## STATED TASK
Starting at the beginning of the items and stopping after the line that contains "legend-row: Gesamtportfolio ISHSVII-NASDAQ", recast the lines as a JSON list of strings, one string per line, leaving out any blank lines.
======== STORED RECORDS ========
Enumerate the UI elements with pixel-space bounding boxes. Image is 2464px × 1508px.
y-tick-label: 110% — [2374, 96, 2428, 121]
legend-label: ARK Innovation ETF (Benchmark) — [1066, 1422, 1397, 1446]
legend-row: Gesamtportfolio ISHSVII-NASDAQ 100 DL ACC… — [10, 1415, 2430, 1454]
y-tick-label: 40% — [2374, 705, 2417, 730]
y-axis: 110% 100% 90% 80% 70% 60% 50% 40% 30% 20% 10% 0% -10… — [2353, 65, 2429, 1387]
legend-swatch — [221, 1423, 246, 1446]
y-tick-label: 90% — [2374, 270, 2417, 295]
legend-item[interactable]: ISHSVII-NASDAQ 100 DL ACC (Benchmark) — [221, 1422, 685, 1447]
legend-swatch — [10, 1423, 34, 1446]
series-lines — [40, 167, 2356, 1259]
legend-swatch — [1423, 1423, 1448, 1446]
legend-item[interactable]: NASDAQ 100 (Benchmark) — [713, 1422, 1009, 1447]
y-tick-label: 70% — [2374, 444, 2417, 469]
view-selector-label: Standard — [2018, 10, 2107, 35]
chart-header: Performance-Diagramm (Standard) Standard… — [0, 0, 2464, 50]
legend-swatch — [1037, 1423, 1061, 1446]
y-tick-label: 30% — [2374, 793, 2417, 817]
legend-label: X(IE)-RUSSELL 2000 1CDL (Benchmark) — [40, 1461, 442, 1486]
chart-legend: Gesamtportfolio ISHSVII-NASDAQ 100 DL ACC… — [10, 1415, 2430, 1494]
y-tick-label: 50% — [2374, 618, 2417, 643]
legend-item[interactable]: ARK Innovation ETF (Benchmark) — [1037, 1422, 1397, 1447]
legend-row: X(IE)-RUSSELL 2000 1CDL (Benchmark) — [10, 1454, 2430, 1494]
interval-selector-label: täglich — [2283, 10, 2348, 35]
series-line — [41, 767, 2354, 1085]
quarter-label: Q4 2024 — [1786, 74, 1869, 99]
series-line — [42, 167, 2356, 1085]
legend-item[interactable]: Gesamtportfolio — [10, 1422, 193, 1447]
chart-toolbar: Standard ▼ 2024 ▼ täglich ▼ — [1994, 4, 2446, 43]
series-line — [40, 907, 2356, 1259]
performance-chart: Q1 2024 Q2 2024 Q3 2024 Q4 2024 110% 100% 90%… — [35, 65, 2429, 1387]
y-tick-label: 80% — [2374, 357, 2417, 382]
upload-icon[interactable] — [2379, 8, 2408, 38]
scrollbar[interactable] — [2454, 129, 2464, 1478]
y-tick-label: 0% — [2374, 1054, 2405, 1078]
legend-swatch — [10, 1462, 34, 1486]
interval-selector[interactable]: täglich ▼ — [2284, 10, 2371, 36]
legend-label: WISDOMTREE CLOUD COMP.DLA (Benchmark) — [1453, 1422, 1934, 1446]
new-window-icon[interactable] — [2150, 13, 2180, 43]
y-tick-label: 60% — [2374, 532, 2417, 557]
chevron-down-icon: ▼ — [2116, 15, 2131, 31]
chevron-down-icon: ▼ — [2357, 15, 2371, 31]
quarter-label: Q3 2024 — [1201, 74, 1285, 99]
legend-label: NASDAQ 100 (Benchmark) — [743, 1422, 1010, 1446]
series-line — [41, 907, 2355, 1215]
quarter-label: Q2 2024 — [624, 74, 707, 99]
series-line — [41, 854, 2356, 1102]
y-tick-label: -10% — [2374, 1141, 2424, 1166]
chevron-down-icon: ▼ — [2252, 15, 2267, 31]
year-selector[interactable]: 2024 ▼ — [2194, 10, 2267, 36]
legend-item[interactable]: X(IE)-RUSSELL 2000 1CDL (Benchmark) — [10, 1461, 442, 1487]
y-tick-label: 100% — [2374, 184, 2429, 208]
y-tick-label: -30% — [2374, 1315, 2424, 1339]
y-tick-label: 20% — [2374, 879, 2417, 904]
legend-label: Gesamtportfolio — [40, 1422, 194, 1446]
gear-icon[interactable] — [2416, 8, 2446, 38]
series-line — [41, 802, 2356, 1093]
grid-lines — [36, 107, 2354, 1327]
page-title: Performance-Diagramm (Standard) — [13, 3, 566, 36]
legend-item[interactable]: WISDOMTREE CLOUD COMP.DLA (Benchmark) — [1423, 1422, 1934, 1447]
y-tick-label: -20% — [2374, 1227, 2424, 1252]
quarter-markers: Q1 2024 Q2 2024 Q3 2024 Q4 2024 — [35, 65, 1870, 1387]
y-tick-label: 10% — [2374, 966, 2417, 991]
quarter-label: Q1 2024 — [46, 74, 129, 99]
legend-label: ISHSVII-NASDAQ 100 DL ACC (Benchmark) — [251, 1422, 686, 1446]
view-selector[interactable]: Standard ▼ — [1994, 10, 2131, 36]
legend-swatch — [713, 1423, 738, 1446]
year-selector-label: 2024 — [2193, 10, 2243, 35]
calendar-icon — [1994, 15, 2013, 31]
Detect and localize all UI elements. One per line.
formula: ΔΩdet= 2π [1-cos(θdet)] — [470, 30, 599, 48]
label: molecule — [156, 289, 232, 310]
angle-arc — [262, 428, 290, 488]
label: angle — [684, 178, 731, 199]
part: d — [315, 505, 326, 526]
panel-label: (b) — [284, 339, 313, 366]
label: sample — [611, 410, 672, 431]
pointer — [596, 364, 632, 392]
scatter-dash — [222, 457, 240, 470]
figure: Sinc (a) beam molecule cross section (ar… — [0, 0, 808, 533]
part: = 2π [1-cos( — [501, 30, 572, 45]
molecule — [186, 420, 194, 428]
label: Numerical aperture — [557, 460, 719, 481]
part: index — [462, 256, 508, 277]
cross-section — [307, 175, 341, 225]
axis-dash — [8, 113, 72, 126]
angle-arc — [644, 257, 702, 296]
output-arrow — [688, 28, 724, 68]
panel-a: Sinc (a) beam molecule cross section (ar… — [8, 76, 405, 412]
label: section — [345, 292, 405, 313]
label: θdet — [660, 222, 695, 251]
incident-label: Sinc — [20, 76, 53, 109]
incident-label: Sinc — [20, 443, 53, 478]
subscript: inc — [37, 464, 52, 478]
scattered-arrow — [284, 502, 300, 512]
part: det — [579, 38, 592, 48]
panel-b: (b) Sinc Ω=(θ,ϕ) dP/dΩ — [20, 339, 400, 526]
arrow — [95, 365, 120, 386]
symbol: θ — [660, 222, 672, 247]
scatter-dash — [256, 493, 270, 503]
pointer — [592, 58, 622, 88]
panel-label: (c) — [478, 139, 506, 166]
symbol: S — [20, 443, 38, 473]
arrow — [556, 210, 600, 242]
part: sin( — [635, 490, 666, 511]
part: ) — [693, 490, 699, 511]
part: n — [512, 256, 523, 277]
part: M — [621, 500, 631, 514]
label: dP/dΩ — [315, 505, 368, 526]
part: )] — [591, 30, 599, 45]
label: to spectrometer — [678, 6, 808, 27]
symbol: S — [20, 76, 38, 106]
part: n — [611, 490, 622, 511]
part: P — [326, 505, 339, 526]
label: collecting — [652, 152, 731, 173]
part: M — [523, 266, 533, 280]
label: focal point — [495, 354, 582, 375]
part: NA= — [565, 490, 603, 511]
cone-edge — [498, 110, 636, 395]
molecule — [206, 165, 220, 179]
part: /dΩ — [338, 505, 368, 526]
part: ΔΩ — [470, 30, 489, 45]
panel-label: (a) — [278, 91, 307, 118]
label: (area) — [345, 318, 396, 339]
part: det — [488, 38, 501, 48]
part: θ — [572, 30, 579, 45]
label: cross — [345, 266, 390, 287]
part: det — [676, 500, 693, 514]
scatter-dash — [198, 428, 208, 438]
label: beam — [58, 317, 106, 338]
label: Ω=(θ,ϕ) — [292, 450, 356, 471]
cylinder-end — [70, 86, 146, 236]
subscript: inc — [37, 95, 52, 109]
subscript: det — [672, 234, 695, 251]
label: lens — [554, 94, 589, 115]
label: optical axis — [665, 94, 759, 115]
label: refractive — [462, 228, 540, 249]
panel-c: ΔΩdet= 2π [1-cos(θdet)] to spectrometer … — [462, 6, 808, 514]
========
## THE RESPONSE
[
  "Enumerate the UI elements with pixel-space bounding boxes. Image is 2464px × 1508px.",
  "y-tick-label: 110% — [2374, 96, 2428, 121]",
  "legend-label: ARK Innovation ETF (Benchmark) — [1066, 1422, 1397, 1446]",
  "legend-row: Gesamtportfolio ISHSVII-NASDAQ 100 DL ACC… — [10, 1415, 2430, 1454]"
]